### TASK DESCRIPTION:
Return the listing word for word, as given.

### PROVIDED RECORDS:

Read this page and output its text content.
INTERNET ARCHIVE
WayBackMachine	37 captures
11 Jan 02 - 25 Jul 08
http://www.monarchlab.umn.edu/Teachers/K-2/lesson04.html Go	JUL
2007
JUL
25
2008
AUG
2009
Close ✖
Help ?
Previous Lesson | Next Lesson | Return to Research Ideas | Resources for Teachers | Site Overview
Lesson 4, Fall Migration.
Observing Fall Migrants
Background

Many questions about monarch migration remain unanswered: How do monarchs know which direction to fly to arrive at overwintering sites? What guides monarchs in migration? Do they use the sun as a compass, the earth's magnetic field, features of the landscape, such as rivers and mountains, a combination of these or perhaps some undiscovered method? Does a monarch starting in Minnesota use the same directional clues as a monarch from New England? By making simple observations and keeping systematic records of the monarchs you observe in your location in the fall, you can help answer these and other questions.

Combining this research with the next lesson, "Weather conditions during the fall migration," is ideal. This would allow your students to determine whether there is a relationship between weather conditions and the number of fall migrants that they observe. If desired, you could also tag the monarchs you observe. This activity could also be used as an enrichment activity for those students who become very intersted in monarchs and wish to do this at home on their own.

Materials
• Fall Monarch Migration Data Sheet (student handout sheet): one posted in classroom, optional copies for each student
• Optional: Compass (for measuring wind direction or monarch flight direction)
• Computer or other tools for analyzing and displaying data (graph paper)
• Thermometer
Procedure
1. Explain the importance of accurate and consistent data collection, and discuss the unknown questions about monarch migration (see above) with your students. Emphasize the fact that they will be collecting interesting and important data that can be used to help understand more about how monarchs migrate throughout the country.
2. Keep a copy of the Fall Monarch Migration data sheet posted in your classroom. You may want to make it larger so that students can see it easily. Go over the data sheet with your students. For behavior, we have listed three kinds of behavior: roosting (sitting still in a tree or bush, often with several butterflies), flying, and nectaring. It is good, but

### EXERCISE RESPONSE:
Read this page and output its text content.
INTERNET ARCHIVE
WayBackMachine	37 captures
11 Jan 02 - 25 Jul 08
http://www.monarchlab.umn.edu/Teachers/K-2/lesson04.html Go	JUL
2007
JUL
25
2008
AUG
2009
Close ✖
Help ?
Previous Lesson | Next Lesson | Return to Research Ideas | Resources for Teachers | Site Overview
Lesson 4, Fall Migration.
Observing Fall Migrants
Background

Many questions about monarch migration remain unanswered: How do monarchs know which direction to fly to arrive at overwintering sites? What guides monarchs in migration? Do they use the sun as a compass, the earth's magnetic field, features of the landscape, such as rivers and mountains, a combination of these or perhaps some undiscovered method? Does a monarch starting in Minnesota use the same directional clues as a monarch from New England? By making simple observations and keeping systematic records of the monarchs you observe in your location in the fall, you can help answer these and other questions.

Combining this research with the next lesson, "Weather conditions during the fall migration," is ideal. This would allow your students to determine whether there is a relationship between weather conditions and the number of fall migrants that they observe. If desired, you could also tag the monarchs you observe. This activity could also be used as an enrichment activity for those students who become very intersted in monarchs and wish to do this at home on their own.

Materials
• Fall Monarch Migration Data Sheet (student handout sheet): one posted in classroom, optional copies for each student
• Optional: Compass (for measuring wind direction or monarch flight direction)
• Computer or other tools for analyzing and displaying data (graph paper)
• Thermometer
Procedure
1. Explain the importance of accurate and consistent data collection, and discuss the unknown questions about monarch migration (see above) with your students. Emphasize the fact that they will be collecting interesting and important data that can be used to help understand more about how monarchs migrate throughout the country.
2. Keep a copy of the Fall Monarch Migration data sheet posted in your classroom. You may want to make it larger so that students can see it easily. Go over the data sheet with your students. For behavior, we have listed three kinds of behavior: roosting (sitting still in a tree or bush, often with several butterflies), flying, and nectaring. It is good, but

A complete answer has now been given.